:: Reading passage ::
* start *

Web Scraping...continued

Recap

  • Using the HTML structure of pages to extract data from web pages
  • We use the requests library to acquire HTML
  • We use the BeautifulSoup library to parse and search HTML
  • BeautifulSoup lets us select HTML tags via a CSS selector with .select()
  • This returns a ResultSet class we can loop over
  • Each item in the result set is a Tag object which is the subsection of the HTML tree consiting of our matched tag and all its children
  • We can access the tags attributes as a Python dictionary via the .attrs property
  • We can access all the text contained within a tag via the .text property

Writing a web scraper tends
to be a one-off project

  • Collaborative community to create, maintain, and promote schemas for structured data on the Internet
  • Launched by Bing, Google, & Yahoo
  • Provide a common standard for HTML market to use for representing common kinds of structured information

Examples:

  • Events
  • People
  • Consumer products
  • Books and movies
  • Local businesses and restaurants
  • Recipes

Can we build a generic scraper for sites that use schema.org's schema for recipes?

* end *

:: Excerpted records ::

* start *

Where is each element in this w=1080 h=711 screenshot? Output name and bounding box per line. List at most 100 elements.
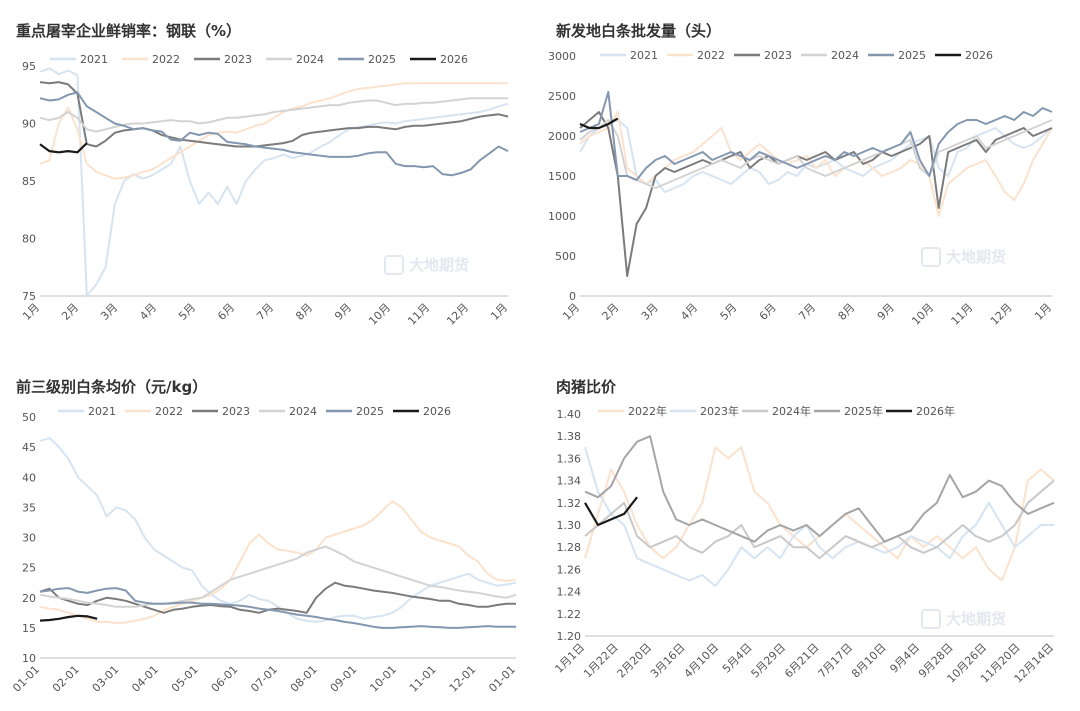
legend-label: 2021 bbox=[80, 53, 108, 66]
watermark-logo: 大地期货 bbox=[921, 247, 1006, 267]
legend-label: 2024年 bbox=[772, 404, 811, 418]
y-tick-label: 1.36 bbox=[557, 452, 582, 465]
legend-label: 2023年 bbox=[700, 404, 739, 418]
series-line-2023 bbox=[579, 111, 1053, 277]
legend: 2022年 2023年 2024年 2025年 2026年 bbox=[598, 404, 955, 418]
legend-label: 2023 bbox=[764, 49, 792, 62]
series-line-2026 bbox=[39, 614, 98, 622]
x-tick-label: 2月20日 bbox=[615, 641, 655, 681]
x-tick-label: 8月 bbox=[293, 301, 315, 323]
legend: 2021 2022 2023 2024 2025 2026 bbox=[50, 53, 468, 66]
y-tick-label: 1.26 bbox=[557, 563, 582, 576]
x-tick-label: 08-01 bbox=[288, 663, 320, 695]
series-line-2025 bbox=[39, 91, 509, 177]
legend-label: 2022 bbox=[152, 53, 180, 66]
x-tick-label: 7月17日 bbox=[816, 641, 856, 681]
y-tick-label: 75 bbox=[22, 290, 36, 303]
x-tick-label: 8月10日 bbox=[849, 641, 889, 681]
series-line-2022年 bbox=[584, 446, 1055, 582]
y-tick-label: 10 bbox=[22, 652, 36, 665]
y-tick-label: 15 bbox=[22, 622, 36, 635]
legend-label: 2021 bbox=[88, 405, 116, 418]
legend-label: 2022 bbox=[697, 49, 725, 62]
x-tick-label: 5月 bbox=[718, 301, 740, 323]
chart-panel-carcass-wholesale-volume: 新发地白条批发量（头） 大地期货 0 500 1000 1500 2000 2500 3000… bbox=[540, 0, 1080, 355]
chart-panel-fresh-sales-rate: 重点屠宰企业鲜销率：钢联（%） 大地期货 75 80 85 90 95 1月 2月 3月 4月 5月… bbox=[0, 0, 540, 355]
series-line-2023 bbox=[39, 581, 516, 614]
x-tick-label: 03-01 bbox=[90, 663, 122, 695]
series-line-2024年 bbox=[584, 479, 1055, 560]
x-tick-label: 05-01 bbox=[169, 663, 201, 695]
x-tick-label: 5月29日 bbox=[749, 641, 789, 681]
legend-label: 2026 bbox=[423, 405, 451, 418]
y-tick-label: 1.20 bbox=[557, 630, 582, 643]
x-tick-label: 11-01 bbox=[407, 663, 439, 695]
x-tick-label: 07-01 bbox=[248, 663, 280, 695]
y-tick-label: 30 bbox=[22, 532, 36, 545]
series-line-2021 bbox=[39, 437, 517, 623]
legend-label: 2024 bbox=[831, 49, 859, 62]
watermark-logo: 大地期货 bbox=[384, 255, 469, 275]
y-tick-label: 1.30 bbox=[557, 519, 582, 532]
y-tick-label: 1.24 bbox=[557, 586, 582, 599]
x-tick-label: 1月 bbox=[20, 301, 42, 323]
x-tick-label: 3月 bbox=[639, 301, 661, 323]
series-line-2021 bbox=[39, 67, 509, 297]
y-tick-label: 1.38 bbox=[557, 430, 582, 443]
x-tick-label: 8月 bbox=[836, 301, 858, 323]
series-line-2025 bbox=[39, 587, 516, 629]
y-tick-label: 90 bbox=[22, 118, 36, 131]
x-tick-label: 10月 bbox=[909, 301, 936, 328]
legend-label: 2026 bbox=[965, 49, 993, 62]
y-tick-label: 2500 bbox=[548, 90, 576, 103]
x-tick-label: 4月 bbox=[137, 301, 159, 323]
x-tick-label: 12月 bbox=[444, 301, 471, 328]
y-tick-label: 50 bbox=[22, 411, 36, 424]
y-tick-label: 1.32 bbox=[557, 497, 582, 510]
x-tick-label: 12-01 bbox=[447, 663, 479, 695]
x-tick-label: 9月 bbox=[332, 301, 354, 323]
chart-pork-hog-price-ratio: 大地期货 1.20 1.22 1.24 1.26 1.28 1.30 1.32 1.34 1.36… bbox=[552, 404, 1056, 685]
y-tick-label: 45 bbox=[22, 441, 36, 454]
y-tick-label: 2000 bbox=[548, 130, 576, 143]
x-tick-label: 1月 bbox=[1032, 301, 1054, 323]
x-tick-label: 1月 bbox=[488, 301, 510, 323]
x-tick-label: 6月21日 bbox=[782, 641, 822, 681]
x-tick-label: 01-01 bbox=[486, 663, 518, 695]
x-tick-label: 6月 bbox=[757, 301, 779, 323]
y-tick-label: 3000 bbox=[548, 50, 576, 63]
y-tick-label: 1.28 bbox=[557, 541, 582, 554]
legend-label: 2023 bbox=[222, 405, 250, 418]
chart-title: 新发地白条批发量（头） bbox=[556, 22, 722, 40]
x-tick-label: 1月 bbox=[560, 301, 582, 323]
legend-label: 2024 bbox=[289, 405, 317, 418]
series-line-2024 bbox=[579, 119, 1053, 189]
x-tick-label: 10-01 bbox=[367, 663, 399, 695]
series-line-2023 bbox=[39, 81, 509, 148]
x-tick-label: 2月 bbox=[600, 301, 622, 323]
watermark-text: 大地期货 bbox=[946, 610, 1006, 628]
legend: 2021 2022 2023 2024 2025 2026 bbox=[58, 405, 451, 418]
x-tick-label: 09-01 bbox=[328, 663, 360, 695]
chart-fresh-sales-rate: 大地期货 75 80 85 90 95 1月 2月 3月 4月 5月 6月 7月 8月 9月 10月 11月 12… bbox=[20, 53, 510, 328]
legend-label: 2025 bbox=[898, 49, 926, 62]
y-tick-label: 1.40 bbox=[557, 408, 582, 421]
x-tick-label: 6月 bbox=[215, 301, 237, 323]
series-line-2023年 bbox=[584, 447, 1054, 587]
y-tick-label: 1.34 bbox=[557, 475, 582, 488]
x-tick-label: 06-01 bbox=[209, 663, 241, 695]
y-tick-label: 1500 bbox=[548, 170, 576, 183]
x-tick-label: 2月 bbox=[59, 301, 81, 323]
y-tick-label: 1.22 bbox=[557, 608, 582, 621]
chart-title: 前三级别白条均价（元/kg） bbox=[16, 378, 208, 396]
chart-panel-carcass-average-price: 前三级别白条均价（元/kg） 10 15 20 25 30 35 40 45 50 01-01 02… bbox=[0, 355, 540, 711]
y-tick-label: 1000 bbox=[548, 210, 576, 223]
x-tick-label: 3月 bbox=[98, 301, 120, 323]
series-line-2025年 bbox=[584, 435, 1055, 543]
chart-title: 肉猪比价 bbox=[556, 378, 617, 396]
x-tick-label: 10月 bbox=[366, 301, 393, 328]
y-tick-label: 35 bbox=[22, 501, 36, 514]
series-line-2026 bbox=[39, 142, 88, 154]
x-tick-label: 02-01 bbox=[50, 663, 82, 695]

* end *

:: Directions ::
Copy the web scraping notes above in full, keeping every word, line and bullet unchanged.

:: Answer in full ::
Web Scraping...continued

Recap

  • Using the HTML structure of pages to extract data from web pages
  • We use the requests library to acquire HTML
  • We use the BeautifulSoup library to parse and search HTML
  • BeautifulSoup lets us select HTML tags via a CSS selector with .select()
  • This returns a ResultSet class we can loop over
  • Each item in the result set is a Tag object which is the subsection of the HTML tree consiting of our matched tag and all its children
  • We can access the tags attributes as a Python dictionary via the .attrs property
  • We can access all the text contained within a tag via the .text property

Writing a web scraper tends
to be a one-off project

  • Collaborative community to create, maintain, and promote schemas for structured data on the Internet
  • Launched by Bing, Google, & Yahoo
  • Provide a common standard for HTML market to use for representing common kinds of structured information

Examples:

  • Events
  • People
  • Consumer products
  • Books and movies
  • Local businesses and restaurants
  • Recipes

Can we build a generic scraper for sites that use schema.org's schema for recipes?